__Problem details__:
Copy all lines holding the word "výpovědi" from the entries.

+++ Data rows

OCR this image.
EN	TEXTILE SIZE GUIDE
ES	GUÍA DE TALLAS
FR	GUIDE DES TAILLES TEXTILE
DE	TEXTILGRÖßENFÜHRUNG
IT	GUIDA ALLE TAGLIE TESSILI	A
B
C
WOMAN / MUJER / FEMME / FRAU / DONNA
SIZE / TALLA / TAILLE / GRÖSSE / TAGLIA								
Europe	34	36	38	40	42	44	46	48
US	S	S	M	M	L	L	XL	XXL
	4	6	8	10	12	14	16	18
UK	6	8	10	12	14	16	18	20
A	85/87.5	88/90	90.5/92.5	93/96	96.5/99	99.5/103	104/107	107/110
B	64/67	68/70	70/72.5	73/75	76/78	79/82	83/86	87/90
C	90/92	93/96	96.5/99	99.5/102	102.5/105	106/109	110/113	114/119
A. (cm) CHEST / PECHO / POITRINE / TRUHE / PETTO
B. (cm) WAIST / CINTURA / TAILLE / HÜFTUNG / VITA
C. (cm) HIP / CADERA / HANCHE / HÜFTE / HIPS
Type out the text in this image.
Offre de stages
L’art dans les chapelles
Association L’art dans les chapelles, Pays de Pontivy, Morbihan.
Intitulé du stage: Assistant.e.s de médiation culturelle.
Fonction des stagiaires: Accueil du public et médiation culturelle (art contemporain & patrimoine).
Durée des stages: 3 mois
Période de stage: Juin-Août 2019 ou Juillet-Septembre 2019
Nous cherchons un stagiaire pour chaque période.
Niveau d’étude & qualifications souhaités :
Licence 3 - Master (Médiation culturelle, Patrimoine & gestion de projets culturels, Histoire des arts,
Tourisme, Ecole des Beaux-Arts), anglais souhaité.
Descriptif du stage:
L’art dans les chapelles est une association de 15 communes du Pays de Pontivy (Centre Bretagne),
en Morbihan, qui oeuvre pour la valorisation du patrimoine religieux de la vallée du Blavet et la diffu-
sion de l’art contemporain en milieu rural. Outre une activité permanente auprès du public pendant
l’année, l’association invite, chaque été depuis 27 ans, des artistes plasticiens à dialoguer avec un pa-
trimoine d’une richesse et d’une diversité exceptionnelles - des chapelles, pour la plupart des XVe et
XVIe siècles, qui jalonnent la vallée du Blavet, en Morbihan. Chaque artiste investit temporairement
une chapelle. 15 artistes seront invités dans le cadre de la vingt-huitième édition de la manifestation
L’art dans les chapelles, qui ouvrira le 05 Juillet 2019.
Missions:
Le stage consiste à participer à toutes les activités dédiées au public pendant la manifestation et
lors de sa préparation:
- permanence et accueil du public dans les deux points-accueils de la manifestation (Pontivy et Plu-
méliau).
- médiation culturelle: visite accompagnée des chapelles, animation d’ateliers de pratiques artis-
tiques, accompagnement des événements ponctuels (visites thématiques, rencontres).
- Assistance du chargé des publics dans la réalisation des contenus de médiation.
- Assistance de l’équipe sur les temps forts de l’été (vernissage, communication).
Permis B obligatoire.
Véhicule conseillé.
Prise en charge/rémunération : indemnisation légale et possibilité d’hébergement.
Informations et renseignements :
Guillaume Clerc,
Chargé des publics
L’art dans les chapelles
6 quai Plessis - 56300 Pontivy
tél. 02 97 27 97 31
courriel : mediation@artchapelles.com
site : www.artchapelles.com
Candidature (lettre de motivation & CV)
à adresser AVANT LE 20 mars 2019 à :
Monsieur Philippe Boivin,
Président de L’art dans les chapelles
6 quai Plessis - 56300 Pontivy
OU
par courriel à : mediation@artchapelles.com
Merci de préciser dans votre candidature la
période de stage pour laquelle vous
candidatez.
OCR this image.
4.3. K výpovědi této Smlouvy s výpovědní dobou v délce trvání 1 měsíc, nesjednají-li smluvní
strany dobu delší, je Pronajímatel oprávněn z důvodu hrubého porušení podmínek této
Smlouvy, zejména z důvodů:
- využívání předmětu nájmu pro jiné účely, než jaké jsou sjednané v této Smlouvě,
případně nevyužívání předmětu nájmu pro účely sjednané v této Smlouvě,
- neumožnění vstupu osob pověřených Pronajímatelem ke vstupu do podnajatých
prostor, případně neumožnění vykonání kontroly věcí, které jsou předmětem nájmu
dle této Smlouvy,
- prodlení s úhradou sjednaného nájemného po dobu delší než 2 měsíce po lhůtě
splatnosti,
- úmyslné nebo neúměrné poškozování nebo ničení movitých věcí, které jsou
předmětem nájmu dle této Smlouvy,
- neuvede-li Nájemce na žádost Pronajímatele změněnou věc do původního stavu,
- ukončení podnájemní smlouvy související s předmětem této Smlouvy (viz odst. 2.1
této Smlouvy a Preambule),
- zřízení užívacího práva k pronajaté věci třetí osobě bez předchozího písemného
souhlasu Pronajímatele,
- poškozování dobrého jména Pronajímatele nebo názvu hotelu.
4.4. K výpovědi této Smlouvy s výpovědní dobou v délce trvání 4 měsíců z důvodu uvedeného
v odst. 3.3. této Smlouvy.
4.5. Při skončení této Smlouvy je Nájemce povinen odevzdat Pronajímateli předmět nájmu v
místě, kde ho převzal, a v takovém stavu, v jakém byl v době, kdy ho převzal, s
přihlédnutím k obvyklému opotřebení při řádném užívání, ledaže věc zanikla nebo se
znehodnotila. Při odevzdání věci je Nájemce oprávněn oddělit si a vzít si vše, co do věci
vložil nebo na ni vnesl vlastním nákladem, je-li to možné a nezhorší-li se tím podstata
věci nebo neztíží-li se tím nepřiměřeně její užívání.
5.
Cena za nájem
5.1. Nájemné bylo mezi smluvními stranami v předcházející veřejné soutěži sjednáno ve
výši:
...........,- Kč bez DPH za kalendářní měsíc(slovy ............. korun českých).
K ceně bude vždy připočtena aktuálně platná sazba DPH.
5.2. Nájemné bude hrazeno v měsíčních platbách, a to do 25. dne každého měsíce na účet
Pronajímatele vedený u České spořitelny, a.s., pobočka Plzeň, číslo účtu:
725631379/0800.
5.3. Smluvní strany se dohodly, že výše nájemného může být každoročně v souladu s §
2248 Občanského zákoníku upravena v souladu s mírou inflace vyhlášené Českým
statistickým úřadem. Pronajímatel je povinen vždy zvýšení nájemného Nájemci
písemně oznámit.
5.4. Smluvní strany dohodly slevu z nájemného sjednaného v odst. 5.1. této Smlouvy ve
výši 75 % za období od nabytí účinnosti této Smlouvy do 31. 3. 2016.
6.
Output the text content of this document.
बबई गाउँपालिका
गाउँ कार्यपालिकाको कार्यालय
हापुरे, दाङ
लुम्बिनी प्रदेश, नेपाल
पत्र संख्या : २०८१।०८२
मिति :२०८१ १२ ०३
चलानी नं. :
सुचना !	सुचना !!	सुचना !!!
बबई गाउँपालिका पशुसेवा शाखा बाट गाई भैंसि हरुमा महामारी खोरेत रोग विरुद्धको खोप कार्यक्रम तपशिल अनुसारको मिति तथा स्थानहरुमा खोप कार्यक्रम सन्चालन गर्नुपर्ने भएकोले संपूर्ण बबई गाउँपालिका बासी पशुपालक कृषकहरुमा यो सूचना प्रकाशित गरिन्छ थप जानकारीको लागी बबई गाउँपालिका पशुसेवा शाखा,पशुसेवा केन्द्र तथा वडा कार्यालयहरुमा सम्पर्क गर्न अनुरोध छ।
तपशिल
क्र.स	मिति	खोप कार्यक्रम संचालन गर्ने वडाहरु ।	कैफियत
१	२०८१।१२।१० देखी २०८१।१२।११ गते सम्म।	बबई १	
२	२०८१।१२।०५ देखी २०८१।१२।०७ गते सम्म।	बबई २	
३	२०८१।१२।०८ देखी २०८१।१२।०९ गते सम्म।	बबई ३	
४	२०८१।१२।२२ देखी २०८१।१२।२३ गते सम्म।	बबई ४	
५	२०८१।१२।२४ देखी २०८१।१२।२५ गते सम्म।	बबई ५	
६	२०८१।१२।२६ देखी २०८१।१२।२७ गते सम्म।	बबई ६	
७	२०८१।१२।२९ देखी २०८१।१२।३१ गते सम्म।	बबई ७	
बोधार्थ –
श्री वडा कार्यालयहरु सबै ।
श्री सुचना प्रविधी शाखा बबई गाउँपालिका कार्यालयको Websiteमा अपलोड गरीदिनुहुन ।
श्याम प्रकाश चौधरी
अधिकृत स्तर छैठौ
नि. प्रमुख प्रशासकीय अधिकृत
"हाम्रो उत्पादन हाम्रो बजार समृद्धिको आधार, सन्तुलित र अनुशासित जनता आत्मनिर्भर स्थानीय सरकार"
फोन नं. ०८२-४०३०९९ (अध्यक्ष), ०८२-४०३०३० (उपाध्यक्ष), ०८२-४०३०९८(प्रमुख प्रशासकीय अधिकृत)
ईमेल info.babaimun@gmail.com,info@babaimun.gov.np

++++++

__Solution for this task__:
4.3. K výpovědi této Smlouvy s výpovědní dobou v délce trvání 1 měsíc, nesjednají-li smluvní
4.4. K výpovědi této Smlouvy s výpovědní dobou v délce trvání 4 měsíců z důvodu uvedeného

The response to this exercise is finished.